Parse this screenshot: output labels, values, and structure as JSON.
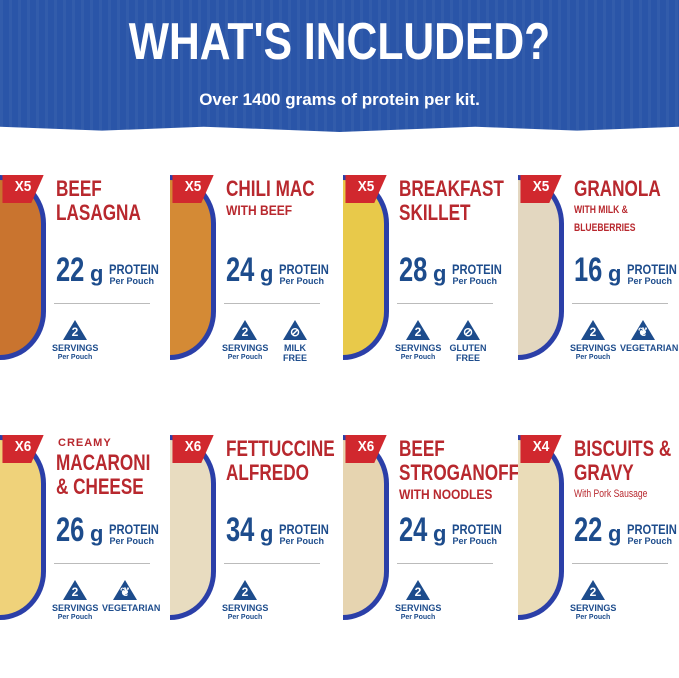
{
  "header": {
    "title": "WHAT'S INCLUDED?",
    "subtitle": "Over 1400 grams of protein per kit."
  },
  "colors": {
    "brand_blue": "#2a55a8",
    "red": "#b8282e",
    "navy": "#1d4c8c"
  },
  "cards": [
    {
      "qty": "X5",
      "title": [
        "BEEF",
        "LASAGNA"
      ],
      "pre": "",
      "sub": "",
      "protein": "22",
      "food": "#c9742f",
      "icons": [
        {
          "icon": "servings-icon",
          "glyph": "2",
          "label": "SERVINGS",
          "small": "Per Pouch"
        }
      ]
    },
    {
      "qty": "X5",
      "title": [
        "CHILI MAC"
      ],
      "pre": "",
      "sub": "WITH BEEF",
      "protein": "24",
      "food": "#d48a35",
      "icons": [
        {
          "icon": "servings-icon",
          "glyph": "2",
          "label": "SERVINGS",
          "small": "Per Pouch"
        },
        {
          "icon": "milk-free-icon",
          "glyph": "⊘",
          "label": "MILK",
          "small": "FREE"
        }
      ]
    },
    {
      "qty": "X5",
      "title": [
        "BREAKFAST",
        "SKILLET"
      ],
      "pre": "",
      "sub": "",
      "protein": "28",
      "food": "#e8c94a",
      "icons": [
        {
          "icon": "servings-icon",
          "glyph": "2",
          "label": "SERVINGS",
          "small": "Per Pouch"
        },
        {
          "icon": "gluten-free-icon",
          "glyph": "⊘",
          "label": "GLUTEN",
          "small": "FREE"
        }
      ]
    },
    {
      "qty": "X5",
      "title": [
        "GRANOLA"
      ],
      "pre": "",
      "sub": "WITH MILK & BLUEBERRIES",
      "protein": "16",
      "food": "#e3d7c0",
      "icons": [
        {
          "icon": "servings-icon",
          "glyph": "2",
          "label": "SERVINGS",
          "small": "Per Pouch"
        },
        {
          "icon": "vegetarian-icon",
          "glyph": "❦",
          "label": "VEGETARIAN",
          "small": ""
        }
      ]
    },
    {
      "qty": "X6",
      "title": [
        "MACARONI",
        "& CHEESE"
      ],
      "pre": "CREAMY",
      "sub": "",
      "protein": "26",
      "food": "#efd27a",
      "icons": [
        {
          "icon": "servings-icon",
          "glyph": "2",
          "label": "SERVINGS",
          "small": "Per Pouch"
        },
        {
          "icon": "vegetarian-icon",
          "glyph": "❦",
          "label": "VEGETARIAN",
          "small": ""
        }
      ]
    },
    {
      "qty": "X6",
      "title": [
        "FETTUCCINE",
        "ALFREDO"
      ],
      "pre": "",
      "sub": "",
      "protein": "34",
      "food": "#e8dcc0",
      "icons": [
        {
          "icon": "servings-icon",
          "glyph": "2",
          "label": "SERVINGS",
          "small": "Per Pouch"
        }
      ]
    },
    {
      "qty": "X6",
      "title": [
        "BEEF",
        "STROGANOFF"
      ],
      "pre": "",
      "sub": "WITH NOODLES",
      "protein": "24",
      "food": "#e6d4b0",
      "icons": [
        {
          "icon": "servings-icon",
          "glyph": "2",
          "label": "SERVINGS",
          "small": "Per Pouch"
        }
      ]
    },
    {
      "qty": "X4",
      "title": [
        "BISCUITS &",
        "GRAVY"
      ],
      "pre": "",
      "sub": "With Pork Sausage",
      "protein": "22",
      "food": "#eadcb8",
      "icons": [
        {
          "icon": "servings-icon",
          "glyph": "2",
          "label": "SERVINGS",
          "small": "Per Pouch"
        }
      ]
    }
  ],
  "labels": {
    "unit": "g",
    "protein": "PROTEIN",
    "per_pouch": "Per Pouch"
  }
}
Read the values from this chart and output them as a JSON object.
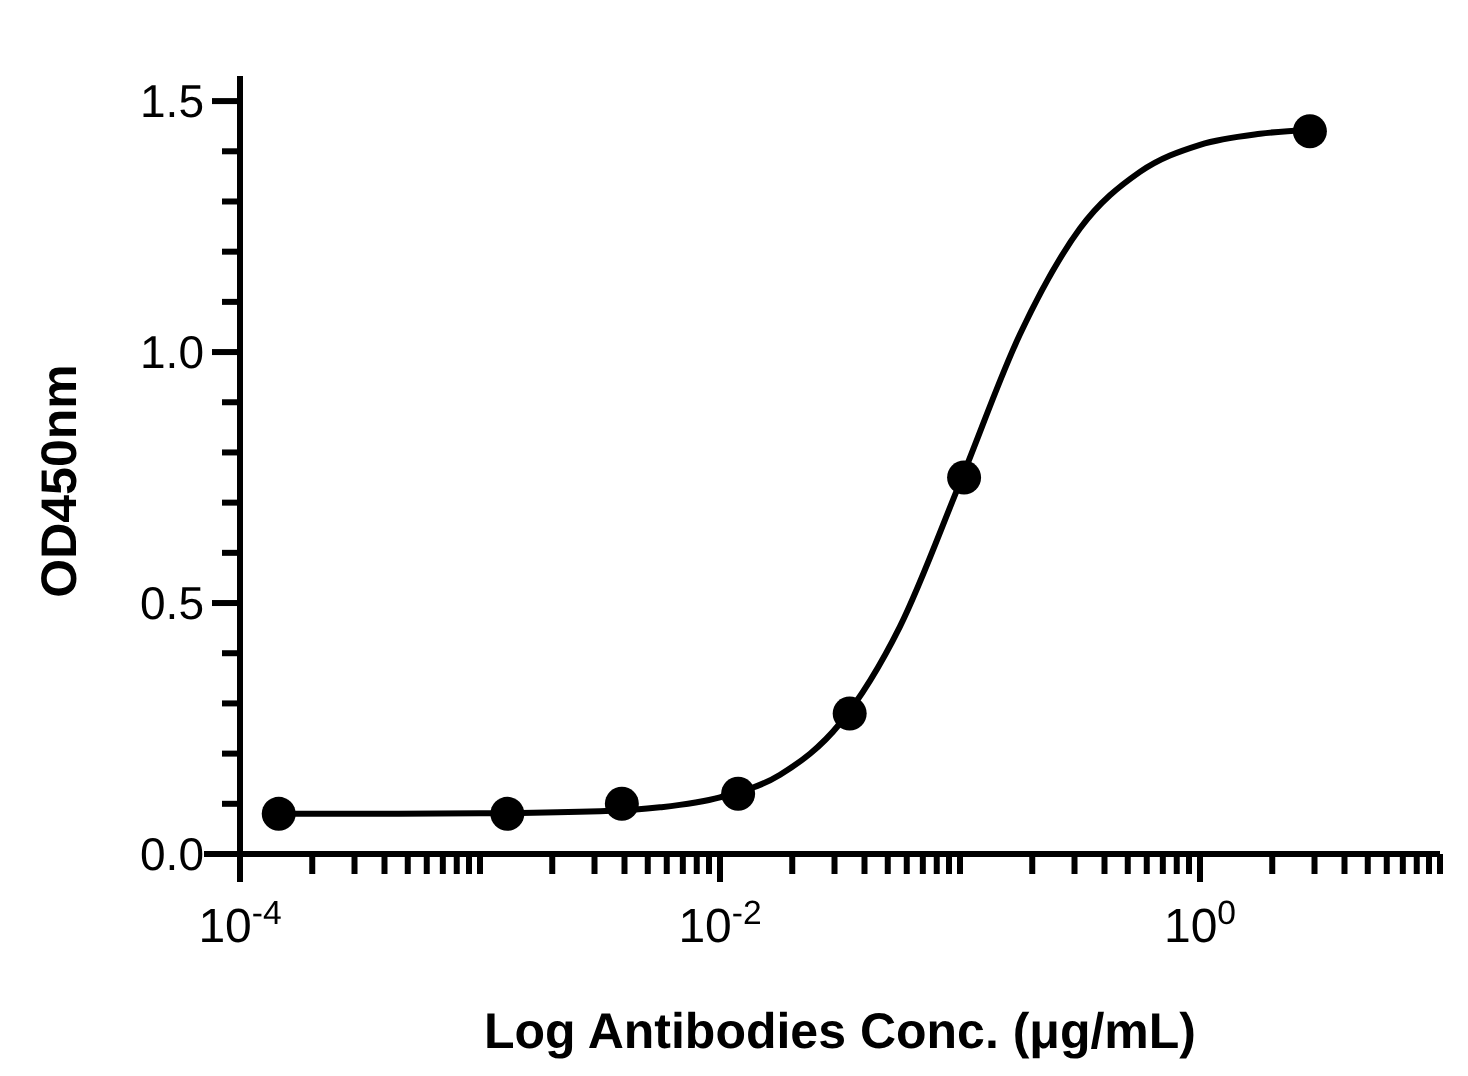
{
  "chart_data": {
    "type": "scatter",
    "xlabel": "Log Antibodies Conc. (μg/mL)",
    "ylabel": "OD450nm",
    "log": "x",
    "grid": false,
    "xlim": [
      0.0001,
      10
    ],
    "ylim": [
      0,
      1.55
    ],
    "xticks": [
      {
        "value": 0.0001,
        "label": "10$^{-4}$"
      },
      {
        "value": 0.0002,
        "label": null
      },
      {
        "value": 0.0003,
        "label": null
      },
      {
        "value": 0.0004,
        "label": null
      },
      {
        "value": 0.0005,
        "label": null
      },
      {
        "value": 0.0006,
        "label": null
      },
      {
        "value": 0.0007,
        "label": null
      },
      {
        "value": 0.0008,
        "label": null
      },
      {
        "value": 0.0009,
        "label": null
      },
      {
        "value": 0.001,
        "label": null
      },
      {
        "value": 0.002,
        "label": null
      },
      {
        "value": 0.003,
        "label": null
      },
      {
        "value": 0.004,
        "label": null
      },
      {
        "value": 0.005,
        "label": null
      },
      {
        "value": 0.006,
        "label": null
      },
      {
        "value": 0.007,
        "label": null
      },
      {
        "value": 0.008,
        "label": null
      },
      {
        "value": 0.009,
        "label": null
      },
      {
        "value": 0.01,
        "label": "10$^{-2}$"
      },
      {
        "value": 0.02,
        "label": null
      },
      {
        "value": 0.03,
        "label": null
      },
      {
        "value": 0.04,
        "label": null
      },
      {
        "value": 0.05,
        "label": null
      },
      {
        "value": 0.06,
        "label": null
      },
      {
        "value": 0.07,
        "label": null
      },
      {
        "value": 0.08,
        "label": null
      },
      {
        "value": 0.09,
        "label": null
      },
      {
        "value": 0.1,
        "label": null
      },
      {
        "value": 0.2,
        "label": null
      },
      {
        "value": 0.3,
        "label": null
      },
      {
        "value": 0.4,
        "label": null
      },
      {
        "value": 0.5,
        "label": null
      },
      {
        "value": 0.6,
        "label": null
      },
      {
        "value": 0.7,
        "label": null
      },
      {
        "value": 0.8,
        "label": null
      },
      {
        "value": 0.9,
        "label": null
      },
      {
        "value": 1,
        "label": "10$^{0}$"
      },
      {
        "value": 2,
        "label": null
      },
      {
        "value": 3,
        "label": null
      },
      {
        "value": 4,
        "label": null
      },
      {
        "value": 5,
        "label": null
      },
      {
        "value": 6,
        "label": null
      },
      {
        "value": 7,
        "label": null
      },
      {
        "value": 8,
        "label": null
      },
      {
        "value": 9,
        "label": null
      },
      {
        "value": 10,
        "label": null
      }
    ],
    "yticks": [
      {
        "value": 0,
        "label": "0.0"
      },
      {
        "value": 0.1,
        "label": null
      },
      {
        "value": 0.2,
        "label": null
      },
      {
        "value": 0.3,
        "label": null
      },
      {
        "value": 0.4,
        "label": null
      },
      {
        "value": 0.5,
        "label": "0.5"
      },
      {
        "value": 0.6,
        "label": null
      },
      {
        "value": 0.7,
        "label": null
      },
      {
        "value": 0.8,
        "label": null
      },
      {
        "value": 0.9,
        "label": null
      },
      {
        "value": 1,
        "label": "1.0"
      },
      {
        "value": 1.1,
        "label": null
      },
      {
        "value": 1.2,
        "label": null
      },
      {
        "value": 1.3,
        "label": null
      },
      {
        "value": 1.4,
        "label": null
      },
      {
        "value": 1.5,
        "label": "1.5"
      }
    ],
    "series": [
      {
        "type": "line",
        "color": "#000000",
        "marker": "none",
        "line_style": "solid",
        "x": [
          0.000145,
          0.001,
          0.00316,
          0.00562,
          0.01,
          0.0178,
          0.0316,
          0.0562,
          0.1,
          0.178,
          0.316,
          0.562,
          1,
          1.78,
          2.87
        ],
        "values": [
          0.08,
          0.081,
          0.085,
          0.093,
          0.113,
          0.158,
          0.26,
          0.453,
          0.74,
          1.036,
          1.246,
          1.359,
          1.413,
          1.435,
          1.443
        ]
      },
      {
        "color": "#000000",
        "marker": "circle",
        "x": [
          0.000145,
          0.0013,
          0.0039,
          0.0119,
          0.0347,
          0.104,
          2.87
        ],
        "values": [
          0.08,
          0.08,
          0.1,
          0.12,
          0.28,
          0.75,
          1.44
        ]
      }
    ]
  }
}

---*---

Task directions = Search the preceding listing for the word "JSON" and pull out every line that holds it.

Solution to this problem =
Parse this screenshot: output labels, values, and structure as JSON.
Read the values from this chart and output them as a JSON object.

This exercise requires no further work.